RECORD EXCERPTS:
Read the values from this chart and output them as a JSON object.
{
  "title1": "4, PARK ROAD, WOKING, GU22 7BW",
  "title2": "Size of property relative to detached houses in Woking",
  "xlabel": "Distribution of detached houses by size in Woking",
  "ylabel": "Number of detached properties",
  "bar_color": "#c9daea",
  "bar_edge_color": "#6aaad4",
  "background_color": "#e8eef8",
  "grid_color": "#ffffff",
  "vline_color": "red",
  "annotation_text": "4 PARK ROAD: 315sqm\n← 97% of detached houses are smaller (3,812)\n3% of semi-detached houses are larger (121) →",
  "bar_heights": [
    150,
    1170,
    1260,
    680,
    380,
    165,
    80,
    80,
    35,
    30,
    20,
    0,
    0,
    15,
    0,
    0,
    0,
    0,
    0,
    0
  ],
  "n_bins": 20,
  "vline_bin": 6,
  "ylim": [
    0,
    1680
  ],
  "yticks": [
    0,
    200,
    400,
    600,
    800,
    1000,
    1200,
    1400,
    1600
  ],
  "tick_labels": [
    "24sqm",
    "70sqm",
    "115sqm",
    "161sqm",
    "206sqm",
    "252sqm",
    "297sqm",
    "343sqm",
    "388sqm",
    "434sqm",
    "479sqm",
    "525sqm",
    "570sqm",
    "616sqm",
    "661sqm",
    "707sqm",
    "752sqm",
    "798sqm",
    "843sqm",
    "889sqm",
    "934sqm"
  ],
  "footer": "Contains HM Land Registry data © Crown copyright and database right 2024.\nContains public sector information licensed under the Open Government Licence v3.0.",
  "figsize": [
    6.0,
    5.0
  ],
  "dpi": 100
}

DIRECTIONS:
Send back every record, precisely as written.

PROBLEM SOLUTION:
Read the values from this chart and output them as a JSON object.
{
  "title1": "4, PARK ROAD, WOKING, GU22 7BW",
  "title2": "Size of property relative to detached houses in Woking",
  "xlabel": "Distribution of detached houses by size in Woking",
  "ylabel": "Number of detached properties",
  "bar_color": "#c9daea",
  "bar_edge_color": "#6aaad4",
  "background_color": "#e8eef8",
  "grid_color": "#ffffff",
  "vline_color": "red",
  "annotation_text": "4 PARK ROAD: 315sqm\n← 97% of detached houses are smaller (3,812)\n3% of semi-detached houses are larger (121) →",
  "bar_heights": [
    150,
    1170,
    1260,
    680,
    380,
    165,
    80,
    80,
    35,
    30,
    20,
    0,
    0,
    15,
    0,
    0,
    0,
    0,
    0,
    0
  ],
  "n_bins": 20,
  "vline_bin": 6,
  "ylim": [
    0,
    1680
  ],
  "yticks": [
    0,
    200,
    400,
    600,
    800,
    1000,
    1200,
    1400,
    1600
  ],
  "tick_labels": [
    "24sqm",
    "70sqm",
    "115sqm",
    "161sqm",
    "206sqm",
    "252sqm",
    "297sqm",
    "343sqm",
    "388sqm",
    "434sqm",
    "479sqm",
    "525sqm",
    "570sqm",
    "616sqm",
    "661sqm",
    "707sqm",
    "752sqm",
    "798sqm",
    "843sqm",
    "889sqm",
    "934sqm"
  ],
  "footer": "Contains HM Land Registry data © Crown copyright and database right 2024.\nContains public sector information licensed under the Open Government Licence v3.0.",
  "figsize": [
    6.0,
    5.0
  ],
  "dpi": 100
}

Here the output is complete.